■ **REQUIREMENT**
Gather from the listing below each line that includes the word "Precio", and copy it.

■ **TASK DATA**
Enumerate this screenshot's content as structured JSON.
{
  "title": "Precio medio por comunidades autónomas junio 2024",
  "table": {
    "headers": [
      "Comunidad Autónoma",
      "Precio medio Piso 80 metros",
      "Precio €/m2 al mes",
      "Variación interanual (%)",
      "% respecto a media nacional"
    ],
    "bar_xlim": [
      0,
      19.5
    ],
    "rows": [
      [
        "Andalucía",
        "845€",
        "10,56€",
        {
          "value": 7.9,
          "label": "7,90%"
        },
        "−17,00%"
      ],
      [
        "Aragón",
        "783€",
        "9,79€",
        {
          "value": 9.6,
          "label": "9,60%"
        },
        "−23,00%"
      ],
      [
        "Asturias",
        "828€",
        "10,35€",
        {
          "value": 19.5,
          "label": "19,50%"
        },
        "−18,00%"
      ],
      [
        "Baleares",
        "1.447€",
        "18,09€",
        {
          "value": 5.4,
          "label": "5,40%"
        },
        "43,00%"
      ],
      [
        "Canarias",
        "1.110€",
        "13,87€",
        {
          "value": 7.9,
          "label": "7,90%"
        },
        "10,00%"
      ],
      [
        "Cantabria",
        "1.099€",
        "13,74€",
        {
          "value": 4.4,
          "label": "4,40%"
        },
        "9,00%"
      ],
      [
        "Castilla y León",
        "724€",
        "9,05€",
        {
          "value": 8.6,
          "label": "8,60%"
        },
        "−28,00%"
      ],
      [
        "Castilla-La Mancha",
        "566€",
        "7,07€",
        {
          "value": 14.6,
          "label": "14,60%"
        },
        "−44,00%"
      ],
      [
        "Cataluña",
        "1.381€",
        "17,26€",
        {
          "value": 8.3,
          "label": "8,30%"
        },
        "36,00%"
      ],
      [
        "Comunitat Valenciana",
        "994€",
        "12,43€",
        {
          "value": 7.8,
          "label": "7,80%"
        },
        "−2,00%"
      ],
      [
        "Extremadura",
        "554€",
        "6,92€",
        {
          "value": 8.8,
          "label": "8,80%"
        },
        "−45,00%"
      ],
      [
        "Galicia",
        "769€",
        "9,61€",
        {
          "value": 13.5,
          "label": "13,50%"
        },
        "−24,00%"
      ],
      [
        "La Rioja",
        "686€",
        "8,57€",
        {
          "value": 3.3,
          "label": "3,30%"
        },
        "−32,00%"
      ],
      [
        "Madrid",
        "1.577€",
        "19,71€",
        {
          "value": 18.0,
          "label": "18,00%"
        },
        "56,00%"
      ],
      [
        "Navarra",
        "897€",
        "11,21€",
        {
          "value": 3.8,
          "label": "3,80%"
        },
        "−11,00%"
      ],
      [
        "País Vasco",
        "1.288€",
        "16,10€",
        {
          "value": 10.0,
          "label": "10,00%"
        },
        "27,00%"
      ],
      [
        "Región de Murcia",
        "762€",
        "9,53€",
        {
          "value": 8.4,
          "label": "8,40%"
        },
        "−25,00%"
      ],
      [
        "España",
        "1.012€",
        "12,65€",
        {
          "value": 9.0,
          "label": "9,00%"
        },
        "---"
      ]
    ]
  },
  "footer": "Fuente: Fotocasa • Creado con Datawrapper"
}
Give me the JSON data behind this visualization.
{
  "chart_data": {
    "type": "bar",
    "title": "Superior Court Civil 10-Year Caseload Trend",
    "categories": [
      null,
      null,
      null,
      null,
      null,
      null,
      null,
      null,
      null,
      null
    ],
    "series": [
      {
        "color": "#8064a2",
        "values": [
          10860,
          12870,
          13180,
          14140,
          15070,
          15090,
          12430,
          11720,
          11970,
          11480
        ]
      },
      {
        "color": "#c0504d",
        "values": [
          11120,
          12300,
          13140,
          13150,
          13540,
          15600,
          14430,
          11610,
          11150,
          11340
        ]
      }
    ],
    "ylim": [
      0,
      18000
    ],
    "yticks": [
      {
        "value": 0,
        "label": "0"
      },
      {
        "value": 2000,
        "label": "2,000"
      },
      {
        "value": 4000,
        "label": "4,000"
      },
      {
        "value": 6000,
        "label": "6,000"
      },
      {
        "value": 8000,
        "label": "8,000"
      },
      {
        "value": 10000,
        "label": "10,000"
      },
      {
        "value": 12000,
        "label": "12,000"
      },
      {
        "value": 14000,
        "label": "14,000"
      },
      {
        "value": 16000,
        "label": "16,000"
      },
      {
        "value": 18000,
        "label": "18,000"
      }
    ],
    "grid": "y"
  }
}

■ **CORRECT OUTPUT**
  "title": "Precio medio por comunidades autónomas junio 2024",
      "Precio medio Piso 80 metros",
      "Precio €/m2 al mes",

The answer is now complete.